What to work on:
Set down every record once more, exactly as given.

Items:
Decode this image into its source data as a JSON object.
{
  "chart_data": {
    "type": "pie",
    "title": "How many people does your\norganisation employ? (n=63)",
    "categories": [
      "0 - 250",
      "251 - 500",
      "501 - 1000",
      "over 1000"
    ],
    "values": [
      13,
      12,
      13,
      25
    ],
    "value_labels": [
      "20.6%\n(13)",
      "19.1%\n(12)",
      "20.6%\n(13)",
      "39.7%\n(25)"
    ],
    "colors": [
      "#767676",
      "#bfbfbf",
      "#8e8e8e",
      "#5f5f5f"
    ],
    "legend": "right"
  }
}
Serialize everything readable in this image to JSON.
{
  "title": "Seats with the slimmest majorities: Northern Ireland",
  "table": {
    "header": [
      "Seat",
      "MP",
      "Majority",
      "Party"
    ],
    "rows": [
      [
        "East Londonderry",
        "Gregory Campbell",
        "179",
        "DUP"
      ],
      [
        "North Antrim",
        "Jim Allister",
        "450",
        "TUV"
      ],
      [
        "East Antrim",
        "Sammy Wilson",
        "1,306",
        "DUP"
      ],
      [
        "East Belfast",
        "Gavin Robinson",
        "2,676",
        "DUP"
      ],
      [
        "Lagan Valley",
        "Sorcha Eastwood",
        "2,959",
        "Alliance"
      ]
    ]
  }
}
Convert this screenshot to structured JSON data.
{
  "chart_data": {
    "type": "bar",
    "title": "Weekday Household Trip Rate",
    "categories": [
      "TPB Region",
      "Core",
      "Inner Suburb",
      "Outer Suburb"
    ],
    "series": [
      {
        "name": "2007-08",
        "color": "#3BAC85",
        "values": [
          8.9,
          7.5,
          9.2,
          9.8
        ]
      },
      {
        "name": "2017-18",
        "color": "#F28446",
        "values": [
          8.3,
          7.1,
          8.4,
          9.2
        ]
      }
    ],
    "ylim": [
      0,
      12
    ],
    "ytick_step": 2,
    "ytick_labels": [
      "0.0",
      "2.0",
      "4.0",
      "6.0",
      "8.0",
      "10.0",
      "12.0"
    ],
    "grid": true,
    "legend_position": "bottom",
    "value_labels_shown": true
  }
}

Worked solution:
Decode this image into its source data as a JSON object.
{
  "chart_data": {
    "type": "pie",
    "title": "How many people does your\norganisation employ? (n=63)",
    "categories": [
      "0 - 250",
      "251 - 500",
      "501 - 1000",
      "over 1000"
    ],
    "values": [
      13,
      12,
      13,
      25
    ],
    "value_labels": [
      "20.6%\n(13)",
      "19.1%\n(12)",
      "20.6%\n(13)",
      "39.7%\n(25)"
    ],
    "colors": [
      "#767676",
      "#bfbfbf",
      "#8e8e8e",
      "#5f5f5f"
    ],
    "legend": "right"
  }
}
Serialize everything readable in this image to JSON.
{
  "title": "Seats with the slimmest majorities: Northern Ireland",
  "table": {
    "header": [
      "Seat",
      "MP",
      "Majority",
      "Party"
    ],
    "rows": [
      [
        "East Londonderry",
        "Gregory Campbell",
        "179",
        "DUP"
      ],
      [
        "North Antrim",
        "Jim Allister",
        "450",
        "TUV"
      ],
      [
        "East Antrim",
        "Sammy Wilson",
        "1,306",
        "DUP"
      ],
      [
        "East Belfast",
        "Gavin Robinson",
        "2,676",
        "DUP"
      ],
      [
        "Lagan Valley",
        "Sorcha Eastwood",
        "2,959",
        "Alliance"
      ]
    ]
  }
}
Convert this screenshot to structured JSON data.
{
  "chart_data": {
    "type": "bar",
    "title": "Weekday Household Trip Rate",
    "categories": [
      "TPB Region",
      "Core",
      "Inner Suburb",
      "Outer Suburb"
    ],
    "series": [
      {
        "name": "2007-08",
        "color": "#3BAC85",
        "values": [
          8.9,
          7.5,
          9.2,
          9.8
        ]
      },
      {
        "name": "2017-18",
        "color": "#F28446",
        "values": [
          8.3,
          7.1,
          8.4,
          9.2
        ]
      }
    ],
    "ylim": [
      0,
      12
    ],
    "ytick_step": 2,
    "ytick_labels": [
      "0.0",
      "2.0",
      "4.0",
      "6.0",
      "8.0",
      "10.0",
      "12.0"
    ],
    "grid": true,
    "legend_position": "bottom",
    "value_labels_shown": true
  }
}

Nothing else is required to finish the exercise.